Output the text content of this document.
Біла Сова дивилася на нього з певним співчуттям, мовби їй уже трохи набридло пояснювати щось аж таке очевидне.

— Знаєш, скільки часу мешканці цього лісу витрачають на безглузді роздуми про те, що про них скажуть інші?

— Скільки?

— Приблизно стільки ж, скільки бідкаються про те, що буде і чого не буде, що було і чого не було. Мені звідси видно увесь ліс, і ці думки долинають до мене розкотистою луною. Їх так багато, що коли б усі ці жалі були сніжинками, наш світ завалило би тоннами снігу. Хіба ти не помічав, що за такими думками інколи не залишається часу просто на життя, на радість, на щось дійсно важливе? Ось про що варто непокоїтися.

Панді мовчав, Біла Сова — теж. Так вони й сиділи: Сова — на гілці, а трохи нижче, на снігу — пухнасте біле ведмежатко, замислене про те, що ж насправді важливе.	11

──────

## [Brief]
Print all of the data exactly as it was given.

## [Reply to the task]
Output the text content of this document.
Біла Сова дивилася на нього з певним співчуттям, мовби їй уже трохи набридло пояснювати щось аж таке очевидне.

— Знаєш, скільки часу мешканці цього лісу витрачають на безглузді роздуми про те, що про них скажуть інші?

— Скільки?

— Приблизно стільки ж, скільки бідкаються про те, що буде і чого не буде, що було і чого не було. Мені звідси видно увесь ліс, і ці думки долинають до мене розкотистою луною. Їх так багато, що коли б усі ці жалі були сніжинками, наш світ завалило би тоннами снігу. Хіба ти не помічав, що за такими думками інколи не залишається часу просто на життя, на радість, на щось дійсно важливе? Ось про що варто непокоїтися.

Панді мовчав, Біла Сова — теж. Так вони й сиділи: Сова — на гілці, а трохи нижче, на снігу — пухнасте біле ведмежатко, замислене про те, що ж насправді важливе.	11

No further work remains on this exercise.